# Exercise description
Retype the complete listing exactly as it appears.

# Provided information
###
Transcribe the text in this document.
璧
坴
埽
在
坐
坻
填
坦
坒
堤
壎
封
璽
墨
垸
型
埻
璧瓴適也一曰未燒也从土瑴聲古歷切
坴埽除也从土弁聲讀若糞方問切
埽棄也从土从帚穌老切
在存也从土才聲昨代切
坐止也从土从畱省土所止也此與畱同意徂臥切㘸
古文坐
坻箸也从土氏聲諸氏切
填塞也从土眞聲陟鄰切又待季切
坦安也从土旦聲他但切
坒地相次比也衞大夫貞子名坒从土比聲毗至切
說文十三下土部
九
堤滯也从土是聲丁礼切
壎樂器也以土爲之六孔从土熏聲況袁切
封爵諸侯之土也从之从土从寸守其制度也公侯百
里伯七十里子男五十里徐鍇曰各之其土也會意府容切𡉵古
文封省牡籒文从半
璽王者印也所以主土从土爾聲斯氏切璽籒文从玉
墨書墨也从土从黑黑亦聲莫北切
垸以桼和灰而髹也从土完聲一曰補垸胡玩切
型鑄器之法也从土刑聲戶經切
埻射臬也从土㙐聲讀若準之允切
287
###
# Result
Transcribe the text in this document.
璧
坴
埽
在
坐
坻
填
坦
坒
堤
壎
封
璽
墨
垸
型
埻
璧瓴適也一曰未燒也从土瑴聲古歷切
坴埽除也从土弁聲讀若糞方問切
埽棄也从土从帚穌老切
在存也从土才聲昨代切
坐止也从土从畱省土所止也此與畱同意徂臥切㘸
古文坐
坻箸也从土氏聲諸氏切
填塞也从土眞聲陟鄰切又待季切
坦安也从土旦聲他但切
坒地相次比也衞大夫貞子名坒从土比聲毗至切
說文十三下土部
九
堤滯也从土是聲丁礼切
壎樂器也以土爲之六孔从土熏聲況袁切
封爵諸侯之土也从之从土从寸守其制度也公侯百
里伯七十里子男五十里徐鍇曰各之其土也會意府容切𡉵古
文封省牡籒文从半
璽王者印也所以主土从土爾聲斯氏切璽籒文从玉
墨書墨也从土从黑黑亦聲莫北切
垸以桼和灰而髹也从土完聲一曰補垸胡玩切
型鑄器之法也从土刑聲戶經切
埻射臬也从土㙐聲讀若準之允切
287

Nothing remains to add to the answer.